··· Record set

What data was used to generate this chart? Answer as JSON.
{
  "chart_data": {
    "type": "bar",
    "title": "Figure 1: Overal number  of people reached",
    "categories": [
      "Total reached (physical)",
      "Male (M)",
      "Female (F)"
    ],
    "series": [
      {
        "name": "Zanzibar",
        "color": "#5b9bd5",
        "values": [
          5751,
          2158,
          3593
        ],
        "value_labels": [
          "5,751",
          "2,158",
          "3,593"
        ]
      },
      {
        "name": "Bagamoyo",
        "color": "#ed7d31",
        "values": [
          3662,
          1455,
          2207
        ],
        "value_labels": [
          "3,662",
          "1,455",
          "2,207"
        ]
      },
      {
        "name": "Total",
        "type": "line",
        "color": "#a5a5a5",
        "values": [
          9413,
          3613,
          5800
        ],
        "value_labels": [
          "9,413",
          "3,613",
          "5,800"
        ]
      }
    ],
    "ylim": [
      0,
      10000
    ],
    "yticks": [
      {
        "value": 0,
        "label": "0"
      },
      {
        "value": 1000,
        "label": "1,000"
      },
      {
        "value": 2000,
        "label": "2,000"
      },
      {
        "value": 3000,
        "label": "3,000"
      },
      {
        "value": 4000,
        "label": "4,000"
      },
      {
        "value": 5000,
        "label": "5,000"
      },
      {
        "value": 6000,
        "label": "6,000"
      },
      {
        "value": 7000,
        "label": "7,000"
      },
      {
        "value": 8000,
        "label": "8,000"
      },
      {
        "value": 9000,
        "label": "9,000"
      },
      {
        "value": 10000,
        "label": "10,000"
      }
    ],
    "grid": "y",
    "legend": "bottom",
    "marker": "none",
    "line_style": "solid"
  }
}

······

→ Your task
The data above must be returned in full, exactly as written.

→ Result for this exercise
What data was used to generate this chart? Answer as JSON.
{
  "chart_data": {
    "type": "bar",
    "title": "Figure 1: Overal number  of people reached",
    "categories": [
      "Total reached (physical)",
      "Male (M)",
      "Female (F)"
    ],
    "series": [
      {
        "name": "Zanzibar",
        "color": "#5b9bd5",
        "values": [
          5751,
          2158,
          3593
        ],
        "value_labels": [
          "5,751",
          "2,158",
          "3,593"
        ]
      },
      {
        "name": "Bagamoyo",
        "color": "#ed7d31",
        "values": [
          3662,
          1455,
          2207
        ],
        "value_labels": [
          "3,662",
          "1,455",
          "2,207"
        ]
      },
      {
        "name": "Total",
        "type": "line",
        "color": "#a5a5a5",
        "values": [
          9413,
          3613,
          5800
        ],
        "value_labels": [
          "9,413",
          "3,613",
          "5,800"
        ]
      }
    ],
    "ylim": [
      0,
      10000
    ],
    "yticks": [
      {
        "value": 0,
        "label": "0"
      },
      {
        "value": 1000,
        "label": "1,000"
      },
      {
        "value": 2000,
        "label": "2,000"
      },
      {
        "value": 3000,
        "label": "3,000"
      },
      {
        "value": 4000,
        "label": "4,000"
      },
      {
        "value": 5000,
        "label": "5,000"
      },
      {
        "value": 6000,
        "label": "6,000"
      },
      {
        "value": 7000,
        "label": "7,000"
      },
      {
        "value": 8000,
        "label": "8,000"
      },
      {
        "value": 9000,
        "label": "9,000"
      },
      {
        "value": 10000,
        "label": "10,000"
      }
    ],
    "grid": "y",
    "legend": "bottom",
    "marker": "none",
    "line_style": "solid"
  }
}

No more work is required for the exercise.